— INSTRUCTIONS TO FOLLOW —
Print the listing that follows, character for character.

— DATA —

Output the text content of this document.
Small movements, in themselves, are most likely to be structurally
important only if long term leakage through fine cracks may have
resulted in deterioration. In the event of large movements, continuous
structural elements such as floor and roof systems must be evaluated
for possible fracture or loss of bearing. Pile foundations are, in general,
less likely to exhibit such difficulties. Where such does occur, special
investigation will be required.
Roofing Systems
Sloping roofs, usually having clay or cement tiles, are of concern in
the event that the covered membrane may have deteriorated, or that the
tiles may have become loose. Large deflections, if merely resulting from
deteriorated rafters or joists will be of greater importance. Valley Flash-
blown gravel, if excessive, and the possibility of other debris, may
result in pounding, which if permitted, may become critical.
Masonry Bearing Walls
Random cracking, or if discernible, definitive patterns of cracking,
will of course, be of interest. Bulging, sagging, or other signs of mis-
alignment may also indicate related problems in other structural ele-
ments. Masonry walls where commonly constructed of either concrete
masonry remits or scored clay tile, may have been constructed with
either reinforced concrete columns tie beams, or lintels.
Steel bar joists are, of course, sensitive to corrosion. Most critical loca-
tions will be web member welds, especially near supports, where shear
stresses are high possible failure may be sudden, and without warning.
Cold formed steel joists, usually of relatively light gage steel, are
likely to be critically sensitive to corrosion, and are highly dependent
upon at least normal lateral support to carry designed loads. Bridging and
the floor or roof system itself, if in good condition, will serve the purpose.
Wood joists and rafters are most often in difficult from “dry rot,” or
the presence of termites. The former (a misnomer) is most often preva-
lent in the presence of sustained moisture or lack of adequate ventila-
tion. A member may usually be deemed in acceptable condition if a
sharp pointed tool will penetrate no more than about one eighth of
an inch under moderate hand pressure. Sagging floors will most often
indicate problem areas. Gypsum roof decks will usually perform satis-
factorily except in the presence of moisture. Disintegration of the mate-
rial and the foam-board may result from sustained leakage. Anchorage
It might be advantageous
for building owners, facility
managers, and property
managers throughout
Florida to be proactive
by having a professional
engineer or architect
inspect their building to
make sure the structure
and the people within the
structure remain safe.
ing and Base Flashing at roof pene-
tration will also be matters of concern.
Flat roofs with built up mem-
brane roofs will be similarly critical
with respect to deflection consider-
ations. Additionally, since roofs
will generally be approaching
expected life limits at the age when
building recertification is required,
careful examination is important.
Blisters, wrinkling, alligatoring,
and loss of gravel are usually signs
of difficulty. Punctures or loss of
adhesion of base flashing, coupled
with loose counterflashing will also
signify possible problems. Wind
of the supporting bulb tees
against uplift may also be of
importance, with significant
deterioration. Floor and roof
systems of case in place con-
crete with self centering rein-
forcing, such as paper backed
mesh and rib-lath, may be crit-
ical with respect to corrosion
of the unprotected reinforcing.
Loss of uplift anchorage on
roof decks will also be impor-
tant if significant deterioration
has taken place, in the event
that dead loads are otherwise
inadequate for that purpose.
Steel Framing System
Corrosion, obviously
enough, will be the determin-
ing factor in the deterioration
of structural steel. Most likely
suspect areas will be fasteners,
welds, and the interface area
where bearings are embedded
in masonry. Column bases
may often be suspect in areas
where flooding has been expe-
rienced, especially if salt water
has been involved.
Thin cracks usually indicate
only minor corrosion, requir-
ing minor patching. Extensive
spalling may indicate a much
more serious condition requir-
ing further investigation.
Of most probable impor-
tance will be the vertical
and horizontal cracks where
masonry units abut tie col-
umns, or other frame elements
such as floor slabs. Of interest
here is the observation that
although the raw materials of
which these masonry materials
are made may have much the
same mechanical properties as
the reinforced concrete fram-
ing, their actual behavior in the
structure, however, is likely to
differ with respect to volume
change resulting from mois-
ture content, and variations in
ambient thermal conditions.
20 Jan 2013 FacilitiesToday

— COMPLETE ANSWER —
Output the text content of this document.
Small movements, in themselves, are most likely to be structurally
important only if long term leakage through fine cracks may have
resulted in deterioration. In the event of large movements, continuous
structural elements such as floor and roof systems must be evaluated
for possible fracture or loss of bearing. Pile foundations are, in general,
less likely to exhibit such difficulties. Where such does occur, special
investigation will be required.
Roofing Systems
Sloping roofs, usually having clay or cement tiles, are of concern in
the event that the covered membrane may have deteriorated, or that the
tiles may have become loose. Large deflections, if merely resulting from
deteriorated rafters or joists will be of greater importance. Valley Flash-
blown gravel, if excessive, and the possibility of other debris, may
result in pounding, which if permitted, may become critical.
Masonry Bearing Walls
Random cracking, or if discernible, definitive patterns of cracking,
will of course, be of interest. Bulging, sagging, or other signs of mis-
alignment may also indicate related problems in other structural ele-
ments. Masonry walls where commonly constructed of either concrete
masonry remits or scored clay tile, may have been constructed with
either reinforced concrete columns tie beams, or lintels.
Steel bar joists are, of course, sensitive to corrosion. Most critical loca-
tions will be web member welds, especially near supports, where shear
stresses are high possible failure may be sudden, and without warning.
Cold formed steel joists, usually of relatively light gage steel, are
likely to be critically sensitive to corrosion, and are highly dependent
upon at least normal lateral support to carry designed loads. Bridging and
the floor or roof system itself, if in good condition, will serve the purpose.
Wood joists and rafters are most often in difficult from “dry rot,” or
the presence of termites. The former (a misnomer) is most often preva-
lent in the presence of sustained moisture or lack of adequate ventila-
tion. A member may usually be deemed in acceptable condition if a
sharp pointed tool will penetrate no more than about one eighth of
an inch under moderate hand pressure. Sagging floors will most often
indicate problem areas. Gypsum roof decks will usually perform satis-
factorily except in the presence of moisture. Disintegration of the mate-
rial and the foam-board may result from sustained leakage. Anchorage
It might be advantageous
for building owners, facility
managers, and property
managers throughout
Florida to be proactive
by having a professional
engineer or architect
inspect their building to
make sure the structure
and the people within the
structure remain safe.
ing and Base Flashing at roof pene-
tration will also be matters of concern.
Flat roofs with built up mem-
brane roofs will be similarly critical
with respect to deflection consider-
ations. Additionally, since roofs
will generally be approaching
expected life limits at the age when
building recertification is required,
careful examination is important.
Blisters, wrinkling, alligatoring,
and loss of gravel are usually signs
of difficulty. Punctures or loss of
adhesion of base flashing, coupled
with loose counterflashing will also
signify possible problems. Wind
of the supporting bulb tees
against uplift may also be of
importance, with significant
deterioration. Floor and roof
systems of case in place con-
crete with self centering rein-
forcing, such as paper backed
mesh and rib-lath, may be crit-
ical with respect to corrosion
of the unprotected reinforcing.
Loss of uplift anchorage on
roof decks will also be impor-
tant if significant deterioration
has taken place, in the event
that dead loads are otherwise
inadequate for that purpose.
Steel Framing System
Corrosion, obviously
enough, will be the determin-
ing factor in the deterioration
of structural steel. Most likely
suspect areas will be fasteners,
welds, and the interface area
where bearings are embedded
in masonry. Column bases
may often be suspect in areas
where flooding has been expe-
rienced, especially if salt water
has been involved.
Thin cracks usually indicate
only minor corrosion, requir-
ing minor patching. Extensive
spalling may indicate a much
more serious condition requir-
ing further investigation.
Of most probable impor-
tance will be the vertical
and horizontal cracks where
masonry units abut tie col-
umns, or other frame elements
such as floor slabs. Of interest
here is the observation that
although the raw materials of
which these masonry materials
are made may have much the
same mechanical properties as
the reinforced concrete fram-
ing, their actual behavior in the
structure, however, is likely to
differ with respect to volume
change resulting from mois-
ture content, and variations in
ambient thermal conditions.
20 Jan 2013 FacilitiesToday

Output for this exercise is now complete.